» **The records**:
---

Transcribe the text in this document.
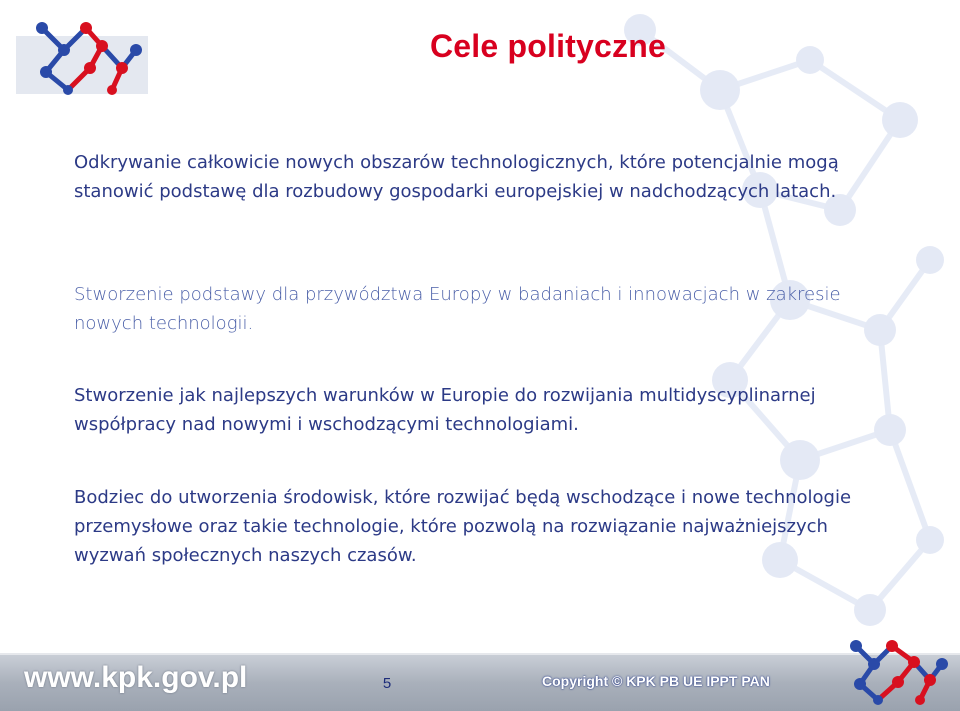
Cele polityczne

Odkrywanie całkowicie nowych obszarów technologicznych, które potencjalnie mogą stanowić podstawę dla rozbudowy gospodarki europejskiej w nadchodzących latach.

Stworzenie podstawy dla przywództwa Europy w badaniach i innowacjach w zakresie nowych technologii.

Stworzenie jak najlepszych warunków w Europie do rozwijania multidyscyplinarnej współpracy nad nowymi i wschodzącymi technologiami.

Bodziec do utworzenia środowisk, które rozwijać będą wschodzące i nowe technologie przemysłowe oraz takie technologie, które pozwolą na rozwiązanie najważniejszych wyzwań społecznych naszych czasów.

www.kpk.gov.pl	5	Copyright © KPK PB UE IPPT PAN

---

» **To do**: Leave out the pictures and output every record above precisely as given.

» **Expected answer**:
Transcribe the text in this document.
Cele polityczne

Odkrywanie całkowicie nowych obszarów technologicznych, które potencjalnie mogą stanowić podstawę dla rozbudowy gospodarki europejskiej w nadchodzących latach.

Stworzenie podstawy dla przywództwa Europy w badaniach i innowacjach w zakresie nowych technologii.

Stworzenie jak najlepszych warunków w Europie do rozwijania multidyscyplinarnej współpracy nad nowymi i wschodzącymi technologiami.

Bodziec do utworzenia środowisk, które rozwijać będą wschodzące i nowe technologie przemysłowe oraz takie technologie, które pozwolą na rozwiązanie najważniejszych wyzwań społecznych naszych czasów.

www.kpk.gov.pl	5	Copyright © KPK PB UE IPPT PAN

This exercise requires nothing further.